▸ **WORK TO DO**
In the listing, locate the line containing "Extract all readable text from this page.", then quote it and all following lines exactly. Omit pictures.

▸ **PROVIDED ENTRIES**
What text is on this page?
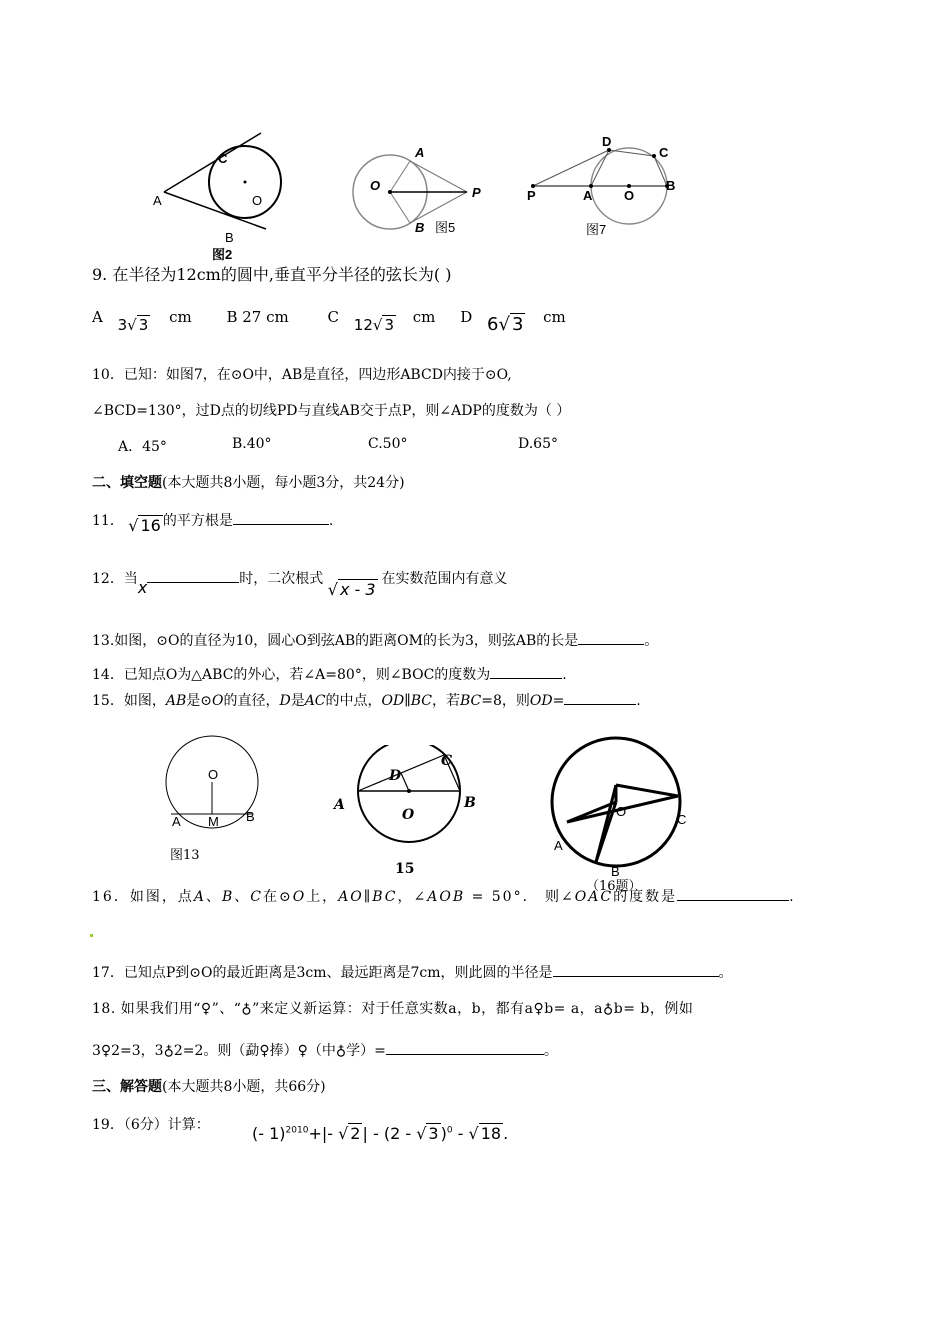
C
O
A
B
图2
O
A
B
P
图5
P	A O
B
D
C
图7
9. 在半径为12cm的圆中,垂直平分半径的弦长为( )
A 3√ 3 cm B 27 cm	C 12√ 3 cm D 6√ 3 cm
10．已知：如图7，在⊙O中，AB是直径，四边形ABCD内接于⊙O,
∠BCD=130°，过D点的切线PD与直线AB交于点P，则∠ADP的度数为（ ）
A．45°	B.40°	C.50°	D.65°
二、填空题(本大题共8小题，每小题3分，共24分)
11． √ 16 的平方根是	.
12．当x	时，二次根式 √ x - 3在实数范围内有意义
13.如图，⊙O的直径为10，圆心O到弦AB的距离OM的长为3，则弦AB的长是	。
14．已知点O为△ABC的外心，若∠A=80°，则∠BOC的度数为	.
15．如图，AB是⊙O的直径，D是AC的中点，OD∥BC，若BC=8，则OD=	.
O
A M B
图13
A	B
C
D
O
15
O
A
C
B
（16题）
16．如图，点A、B、C在⊙O上，AO∥BC，∠AOB = 50°． 则∠OAC的度数是	.
17．已知点P到⊙O的最近距离是3cm、最远距离是7cm，则此圆的半径是	。
18. 如果我们用“♀”、“♁”来定义新运算：对于任意实数a，b，都有a♀b= a，a♁b= b，例如
3♀2=3，3♁2=2。则（勐♀捧）♀（中♁学）=	。
三、解答题(本大题共8小题，共66分)
19．（6分）计算：	(- 1)$^{2010}$+|- √ 2 | - (2 - √ 3 )$^0$ - √ 18 .
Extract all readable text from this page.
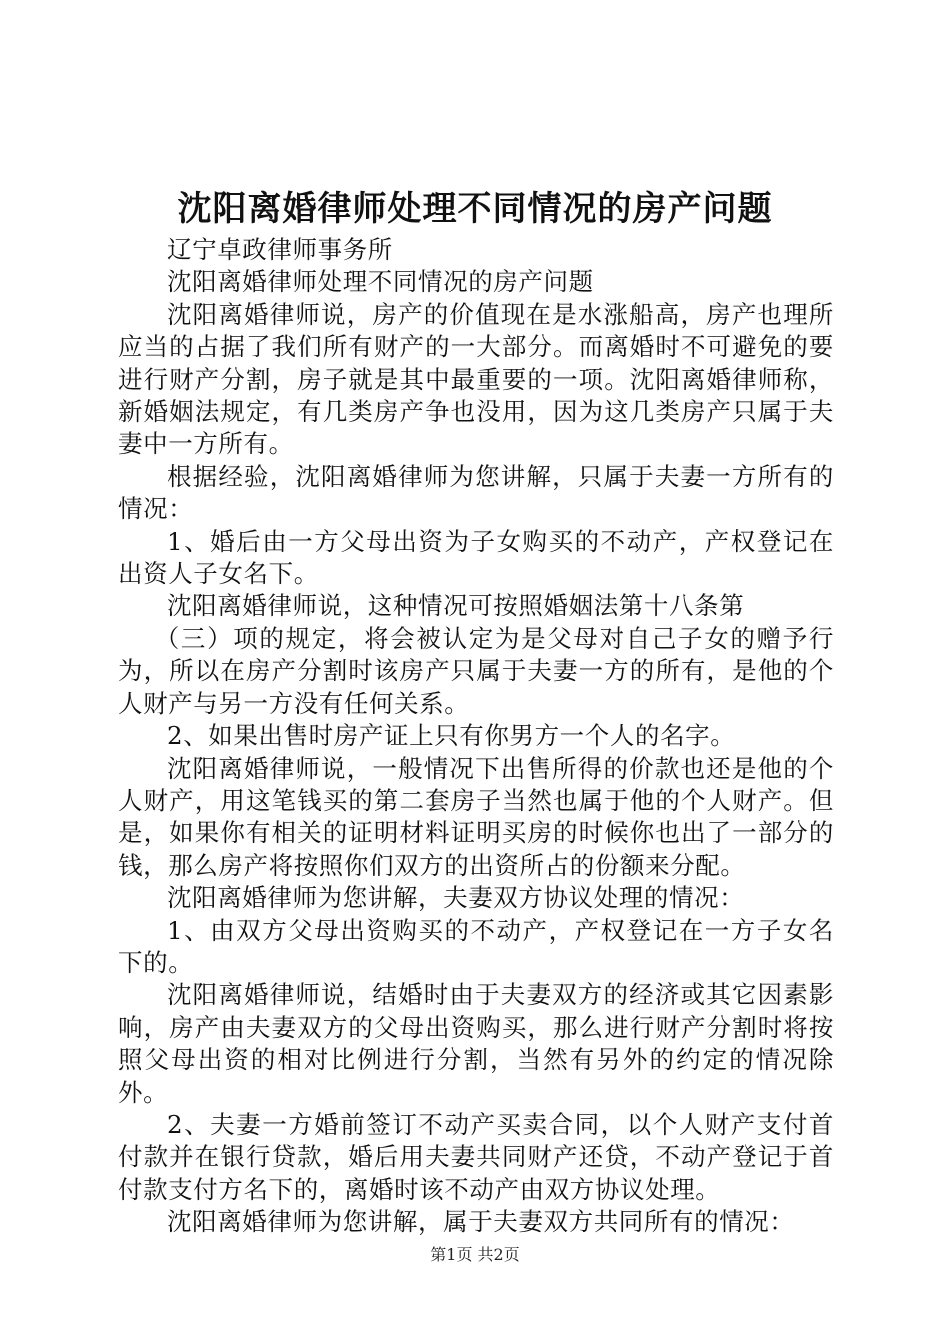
沈阳离婚律师处理不同情况的房产问题

辽宁卓政律师事务所

沈阳离婚律师处理不同情况的房产问题

沈阳离婚律师说，房产的价值现在是水涨船高，房产也理所应当的占据了我们所有财产的一大部分。而离婚时不可避免的要进行财产分割，房子就是其中最重要的一项。沈阳离婚律师称，新婚姻法规定，有几类房产争也没用，因为这几类房产只属于夫妻中一方所有。

根据经验，沈阳离婚律师为您讲解，只属于夫妻一方所有的情况：

1、婚后由一方父母出资为子女购买的不动产，产权登记在出资人子女名下。

沈阳离婚律师说，这种情况可按照婚姻法第十八条第

（三）项的规定，将会被认定为是父母对自己子女的赠予行为，所以在房产分割时该房产只属于夫妻一方的所有，是他的个人财产与另一方没有任何关系。

2、如果出售时房产证上只有你男方一个人的名字。

沈阳离婚律师说，一般情况下出售所得的价款也还是他的个人财产，用这笔钱买的第二套房子当然也属于他的个人财产。但是，如果你有相关的证明材料证明买房的时候你也出了一部分的钱，那么房产将按照你们双方的出资所占的份额来分配。

沈阳离婚律师为您讲解，夫妻双方协议处理的情况：

1、由双方父母出资购买的不动产，产权登记在一方子女名下的。

沈阳离婚律师说，结婚时由于夫妻双方的经济或其它因素影响，房产由夫妻双方的父母出资购买，那么进行财产分割时将按照父母出资的相对比例进行分割，当然有另外的约定的情况除外。

2、夫妻一方婚前签订不动产买卖合同，以个人财产支付首付款并在银行贷款，婚后用夫妻共同财产还贷，不动产登记于首付款支付方名下的，离婚时该不动产由双方协议处理。

沈阳离婚律师为您讲解，属于夫妻双方共同所有的情况：

第1页 共2页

▸ **FULL SOLUTION**
Extract all readable text from this page.
沈阳离婚律师处理不同情况的房产问题

辽宁卓政律师事务所

沈阳离婚律师处理不同情况的房产问题

沈阳离婚律师说，房产的价值现在是水涨船高，房产也理所应当的占据了我们所有财产的一大部分。而离婚时不可避免的要进行财产分割，房子就是其中最重要的一项。沈阳离婚律师称，新婚姻法规定，有几类房产争也没用，因为这几类房产只属于夫妻中一方所有。

根据经验，沈阳离婚律师为您讲解，只属于夫妻一方所有的情况：

1、婚后由一方父母出资为子女购买的不动产，产权登记在出资人子女名下。

沈阳离婚律师说，这种情况可按照婚姻法第十八条第

（三）项的规定，将会被认定为是父母对自己子女的赠予行为，所以在房产分割时该房产只属于夫妻一方的所有，是他的个人财产与另一方没有任何关系。

2、如果出售时房产证上只有你男方一个人的名字。

沈阳离婚律师说，一般情况下出售所得的价款也还是他的个人财产，用这笔钱买的第二套房子当然也属于他的个人财产。但是，如果你有相关的证明材料证明买房的时候你也出了一部分的钱，那么房产将按照你们双方的出资所占的份额来分配。

沈阳离婚律师为您讲解，夫妻双方协议处理的情况：

1、由双方父母出资购买的不动产，产权登记在一方子女名下的。

沈阳离婚律师说，结婚时由于夫妻双方的经济或其它因素影响，房产由夫妻双方的父母出资购买，那么进行财产分割时将按照父母出资的相对比例进行分割，当然有另外的约定的情况除外。

2、夫妻一方婚前签订不动产买卖合同，以个人财产支付首付款并在银行贷款，婚后用夫妻共同财产还贷，不动产登记于首付款支付方名下的，离婚时该不动产由双方协议处理。

沈阳离婚律师为您讲解，属于夫妻双方共同所有的情况：

第1页 共2页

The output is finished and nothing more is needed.